### ENTRIES SUPPLIED
═══

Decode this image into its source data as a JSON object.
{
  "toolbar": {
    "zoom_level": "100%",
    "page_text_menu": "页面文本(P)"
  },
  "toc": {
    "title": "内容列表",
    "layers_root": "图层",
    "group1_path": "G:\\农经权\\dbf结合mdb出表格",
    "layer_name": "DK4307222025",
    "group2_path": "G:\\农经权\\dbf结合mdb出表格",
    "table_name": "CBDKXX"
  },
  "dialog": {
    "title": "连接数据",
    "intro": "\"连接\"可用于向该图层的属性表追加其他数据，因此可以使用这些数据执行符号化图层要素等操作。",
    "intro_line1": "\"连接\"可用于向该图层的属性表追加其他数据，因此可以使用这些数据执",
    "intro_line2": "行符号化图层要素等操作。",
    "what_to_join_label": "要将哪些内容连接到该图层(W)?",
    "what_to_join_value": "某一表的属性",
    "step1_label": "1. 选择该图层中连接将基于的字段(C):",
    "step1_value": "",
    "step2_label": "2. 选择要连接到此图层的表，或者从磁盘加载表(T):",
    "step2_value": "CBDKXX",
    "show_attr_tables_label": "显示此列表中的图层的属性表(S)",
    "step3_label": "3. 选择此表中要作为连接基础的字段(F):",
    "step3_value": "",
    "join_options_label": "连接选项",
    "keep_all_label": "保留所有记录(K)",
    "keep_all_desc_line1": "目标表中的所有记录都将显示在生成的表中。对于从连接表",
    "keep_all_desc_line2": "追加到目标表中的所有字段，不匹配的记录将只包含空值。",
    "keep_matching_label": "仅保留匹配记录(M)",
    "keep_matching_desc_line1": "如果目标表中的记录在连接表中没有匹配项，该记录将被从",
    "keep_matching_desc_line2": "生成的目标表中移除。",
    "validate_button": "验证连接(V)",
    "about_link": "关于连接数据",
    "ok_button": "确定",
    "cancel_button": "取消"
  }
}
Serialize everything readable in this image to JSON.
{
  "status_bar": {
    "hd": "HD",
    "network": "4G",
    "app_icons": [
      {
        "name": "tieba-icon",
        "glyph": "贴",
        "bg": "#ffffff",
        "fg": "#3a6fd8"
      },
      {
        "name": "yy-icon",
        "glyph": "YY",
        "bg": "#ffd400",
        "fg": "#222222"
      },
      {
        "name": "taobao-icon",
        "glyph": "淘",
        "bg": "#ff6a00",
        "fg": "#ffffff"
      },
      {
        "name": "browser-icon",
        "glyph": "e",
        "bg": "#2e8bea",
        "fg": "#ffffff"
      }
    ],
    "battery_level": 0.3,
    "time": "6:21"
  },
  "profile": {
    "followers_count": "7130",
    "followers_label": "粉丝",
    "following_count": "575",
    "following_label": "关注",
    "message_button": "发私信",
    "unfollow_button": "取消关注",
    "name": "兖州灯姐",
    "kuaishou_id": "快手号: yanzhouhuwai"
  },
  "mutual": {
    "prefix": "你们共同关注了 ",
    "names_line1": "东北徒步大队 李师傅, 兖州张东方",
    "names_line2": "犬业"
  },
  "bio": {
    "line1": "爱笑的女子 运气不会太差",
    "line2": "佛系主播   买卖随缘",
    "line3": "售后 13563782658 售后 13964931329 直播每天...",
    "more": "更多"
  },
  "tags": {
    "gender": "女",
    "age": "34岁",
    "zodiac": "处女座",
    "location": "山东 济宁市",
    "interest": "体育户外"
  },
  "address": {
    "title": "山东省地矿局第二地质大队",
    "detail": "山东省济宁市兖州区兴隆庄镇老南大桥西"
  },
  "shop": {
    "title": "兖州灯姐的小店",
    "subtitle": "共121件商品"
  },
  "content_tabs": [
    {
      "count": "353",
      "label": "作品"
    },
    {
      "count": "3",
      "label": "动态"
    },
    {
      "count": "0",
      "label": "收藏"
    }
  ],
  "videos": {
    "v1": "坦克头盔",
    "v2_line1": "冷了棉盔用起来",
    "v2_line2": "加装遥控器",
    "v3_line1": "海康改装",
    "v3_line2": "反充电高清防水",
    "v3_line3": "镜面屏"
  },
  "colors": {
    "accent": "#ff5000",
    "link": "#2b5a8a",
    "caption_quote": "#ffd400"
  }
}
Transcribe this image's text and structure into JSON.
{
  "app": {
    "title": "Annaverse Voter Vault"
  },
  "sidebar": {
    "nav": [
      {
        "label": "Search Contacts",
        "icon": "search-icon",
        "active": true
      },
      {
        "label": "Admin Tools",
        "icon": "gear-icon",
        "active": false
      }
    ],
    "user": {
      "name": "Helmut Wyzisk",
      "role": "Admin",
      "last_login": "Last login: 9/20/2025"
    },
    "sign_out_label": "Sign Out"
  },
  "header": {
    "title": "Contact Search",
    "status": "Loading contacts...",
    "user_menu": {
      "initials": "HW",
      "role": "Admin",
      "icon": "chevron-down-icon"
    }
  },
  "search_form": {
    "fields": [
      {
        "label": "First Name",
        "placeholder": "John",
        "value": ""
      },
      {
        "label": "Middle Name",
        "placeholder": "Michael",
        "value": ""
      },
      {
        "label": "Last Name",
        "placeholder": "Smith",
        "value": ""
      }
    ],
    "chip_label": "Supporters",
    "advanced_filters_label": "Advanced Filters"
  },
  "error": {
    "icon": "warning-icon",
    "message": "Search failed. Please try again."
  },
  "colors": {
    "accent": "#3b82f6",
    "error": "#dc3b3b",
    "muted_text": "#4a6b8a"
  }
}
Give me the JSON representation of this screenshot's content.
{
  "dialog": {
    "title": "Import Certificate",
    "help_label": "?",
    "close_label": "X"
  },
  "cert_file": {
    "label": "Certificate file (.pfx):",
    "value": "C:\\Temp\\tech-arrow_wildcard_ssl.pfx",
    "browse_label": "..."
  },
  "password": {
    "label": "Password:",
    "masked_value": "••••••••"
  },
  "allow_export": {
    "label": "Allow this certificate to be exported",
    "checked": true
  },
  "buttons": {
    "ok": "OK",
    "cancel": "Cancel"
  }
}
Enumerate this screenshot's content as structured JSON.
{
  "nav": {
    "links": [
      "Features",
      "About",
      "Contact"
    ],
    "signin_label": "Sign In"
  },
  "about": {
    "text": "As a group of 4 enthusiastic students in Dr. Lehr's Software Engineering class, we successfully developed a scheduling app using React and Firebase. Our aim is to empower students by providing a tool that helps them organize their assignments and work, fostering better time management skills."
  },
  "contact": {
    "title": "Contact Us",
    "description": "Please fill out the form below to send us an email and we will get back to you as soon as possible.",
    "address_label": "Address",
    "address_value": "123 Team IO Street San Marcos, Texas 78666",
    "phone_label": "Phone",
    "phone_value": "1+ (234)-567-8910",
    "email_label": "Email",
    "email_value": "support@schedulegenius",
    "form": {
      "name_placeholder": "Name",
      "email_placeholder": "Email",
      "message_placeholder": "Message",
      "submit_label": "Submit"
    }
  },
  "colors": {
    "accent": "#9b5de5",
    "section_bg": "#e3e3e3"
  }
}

═══

### WHAT IS NEEDED
Using the material above, reproduce exactly the line that contains "Enumerate this screenshot's" and all lines after it through the last one, and only those.

### WORKED ANSWER
Enumerate this screenshot's content as structured JSON.
{
  "nav": {
    "links": [
      "Features",
      "About",
      "Contact"
    ],
    "signin_label": "Sign In"
  },
  "about": {
    "text": "As a group of 4 enthusiastic students in Dr. Lehr's Software Engineering class, we successfully developed a scheduling app using React and Firebase. Our aim is to empower students by providing a tool that helps them organize their assignments and work, fostering better time management skills."
  },
  "contact": {
    "title": "Contact Us",
    "description": "Please fill out the form below to send us an email and we will get back to you as soon as possible.",
    "address_label": "Address",
    "address_value": "123 Team IO Street San Marcos, Texas 78666",
    "phone_label": "Phone",
    "phone_value": "1+ (234)-567-8910",
    "email_label": "Email",
    "email_value": "support@schedulegenius",
    "form": {
      "name_placeholder": "Name",
      "email_placeholder": "Email",
      "message_placeholder": "Message",
      "submit_label": "Submit"
    }
  },
  "colors": {
    "accent": "#9b5de5",
    "section_bg": "#e3e3e3"
  }
}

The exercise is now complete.